(WHAT THE TASK ASKS): Determine which lines of the records include the word "yaitu", and copy them.
----------------------------------------
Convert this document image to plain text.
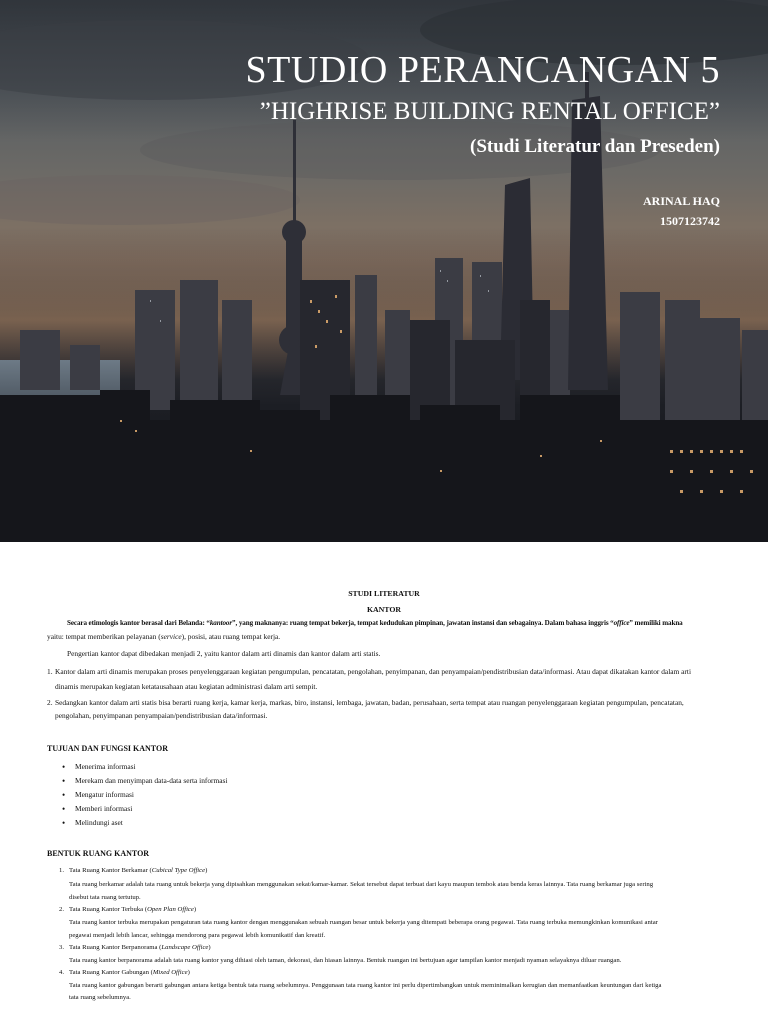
STUDIO PERANCANGAN 5
”HIGHRISE BUILDING RENTAL OFFICE”
(Studi Literatur dan Preseden)
ARINAL HAQ
1507123742
STUDI LITERATUR
KANTOR
Secara etimologis kantor berasal dari Belanda: “kantoor”, yang maknanya: ruang tempat bekerja, tempat kedudukan pimpinan, jawatan instansi dan sebagainya. Dalam bahasa inggris “office” memiliki makna
yaitu: tempat memberikan pelayanan (service), posisi, atau ruang tempat kerja.
Pengertian kantor dapat dibedakan menjadi 2, yaitu kantor dalam arti dinamis dan kantor dalam arti statis.
1. Kantor dalam arti dinamis merupakan proses penyelenggaraan kegiatan pengumpulan, pencatatan, pengolahan, penyimpanan, dan penyampaian/pendistribusian data/informasi. Atau dapat dikatakan kantor dalam arti
dinamis merupakan kegiatan ketatausahaan atau kegiatan administrasi dalam arti sempit.
2. Sedangkan kantor dalam arti statis bisa berarti ruang kerja, kamar kerja, markas, biro, instansi, lembaga, jawatan, badan, perusahaan, serta tempat atau ruangan penyelenggaraan kegiatan pengumpulan, pencatatan,
pengolahan, penyimpanan penyampaian/pendistribusian data/informasi.
TUJUAN DAN FUNGSI KANTOR
• Menerima informasi
• Merekam dan menyimpan data-data serta informasi
• Mengatur informasi
• Memberi informasi
• Melindungi aset
BENTUK RUANG KANTOR
1. Tata Ruang Kantor Berkamar (Cubical Type Office)
Tata ruang berkamar adalah tata ruang untuk bekerja yang dipisahkan menggunakan sekat/kamar-kamar. Sekat tersebut dapat terbuat dari kayu maupun tembok atau benda keras lainnya. Tata ruang berkamar juga sering
disebut tata ruang tertutup.
2. Tata Ruang Kantor Terbuka (Open Plan Office)
Tata ruang kantor terbuka merupakan pengaturan tata ruang kantor dengan menggunakan sebuah ruangan besar untuk bekerja yang ditempati beberapa orang pegawai. Tata ruang terbuka memungkinkan komunikasi antar
pegawai menjadi lebih lancar, sehingga mendorong para pegawai lebih komunikatif dan kreatif.
3. Tata Ruang Kantor Berpanorama (Landscape Office)
Tata ruang kantor berpanorama adalah tata ruang kantor yang dihiasi oleh taman, dekorasi, dan hiasan lainnya. Bentuk ruangan ini bertujuan agar tampilan kantor menjadi nyaman selayaknya diluar ruangan.
4. Tata Ruang Kantor Gabungan (Mixed Office)
Tata ruang kantor gabungan berarti gabungan antara ketiga bentuk tata ruang sebelumnya. Penggunaan tata ruang kantor ini perlu dipertimbangkan untuk meminimalkan kerugian dan memanfaatkan keuntungan dari ketiga
tata ruang sebelumnya.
----------------------------------------
(SOLUTION FOR THIS EXERCISE):
yaitu: tempat memberikan pelayanan (service), posisi, atau ruang tempat kerja.
Pengertian kantor dapat dibedakan menjadi 2, yaitu kantor dalam arti dinamis dan kantor dalam arti statis.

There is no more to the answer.